Saved data entries>
┄┄┄┄┄┄┄┄┄┄┄┄┄┄┄┄┄┄┄┄

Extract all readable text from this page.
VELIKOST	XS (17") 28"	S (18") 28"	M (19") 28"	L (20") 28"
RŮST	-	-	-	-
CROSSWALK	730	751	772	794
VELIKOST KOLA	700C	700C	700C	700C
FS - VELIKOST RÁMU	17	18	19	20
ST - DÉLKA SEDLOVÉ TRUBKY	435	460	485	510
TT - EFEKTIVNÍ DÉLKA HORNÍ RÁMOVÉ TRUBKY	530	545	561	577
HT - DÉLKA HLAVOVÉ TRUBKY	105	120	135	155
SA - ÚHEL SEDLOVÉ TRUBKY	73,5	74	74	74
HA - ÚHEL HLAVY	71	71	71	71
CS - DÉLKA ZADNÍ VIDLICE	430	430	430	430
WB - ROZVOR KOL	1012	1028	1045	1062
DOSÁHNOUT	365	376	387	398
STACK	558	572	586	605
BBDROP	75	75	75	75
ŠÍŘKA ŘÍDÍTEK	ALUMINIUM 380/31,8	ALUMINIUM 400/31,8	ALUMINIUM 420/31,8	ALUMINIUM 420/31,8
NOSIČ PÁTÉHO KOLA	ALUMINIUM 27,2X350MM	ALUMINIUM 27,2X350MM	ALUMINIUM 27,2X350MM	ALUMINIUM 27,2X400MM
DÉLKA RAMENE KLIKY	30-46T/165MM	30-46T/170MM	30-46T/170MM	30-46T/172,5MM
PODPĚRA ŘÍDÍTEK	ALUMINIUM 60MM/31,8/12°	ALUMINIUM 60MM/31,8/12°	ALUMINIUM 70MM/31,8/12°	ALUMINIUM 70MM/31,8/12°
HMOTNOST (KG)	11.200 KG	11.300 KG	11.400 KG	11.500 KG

┄┄┄┄┄┄┄┄┄┄┄┄┄┄┄┄┄┄┄┄

REQUIREMENTS>
Output all records verbatim.

WRITTEN ANSWER>
Extract all readable text from this page.
VELIKOST	XS (17") 28"	S (18") 28"	M (19") 28"	L (20") 28"
RŮST	-	-	-	-
CROSSWALK	730	751	772	794
VELIKOST KOLA	700C	700C	700C	700C
FS - VELIKOST RÁMU	17	18	19	20
ST - DÉLKA SEDLOVÉ TRUBKY	435	460	485	510
TT - EFEKTIVNÍ DÉLKA HORNÍ RÁMOVÉ TRUBKY	530	545	561	577
HT - DÉLKA HLAVOVÉ TRUBKY	105	120	135	155
SA - ÚHEL SEDLOVÉ TRUBKY	73,5	74	74	74
HA - ÚHEL HLAVY	71	71	71	71
CS - DÉLKA ZADNÍ VIDLICE	430	430	430	430
WB - ROZVOR KOL	1012	1028	1045	1062
DOSÁHNOUT	365	376	387	398
STACK	558	572	586	605
BBDROP	75	75	75	75
ŠÍŘKA ŘÍDÍTEK	ALUMINIUM 380/31,8	ALUMINIUM 400/31,8	ALUMINIUM 420/31,8	ALUMINIUM 420/31,8
NOSIČ PÁTÉHO KOLA	ALUMINIUM 27,2X350MM	ALUMINIUM 27,2X350MM	ALUMINIUM 27,2X350MM	ALUMINIUM 27,2X400MM
DÉLKA RAMENE KLIKY	30-46T/165MM	30-46T/170MM	30-46T/170MM	30-46T/172,5MM
PODPĚRA ŘÍDÍTEK	ALUMINIUM 60MM/31,8/12°	ALUMINIUM 60MM/31,8/12°	ALUMINIUM 70MM/31,8/12°	ALUMINIUM 70MM/31,8/12°
HMOTNOST (KG)	11.200 KG	11.300 KG	11.400 KG	11.500 KG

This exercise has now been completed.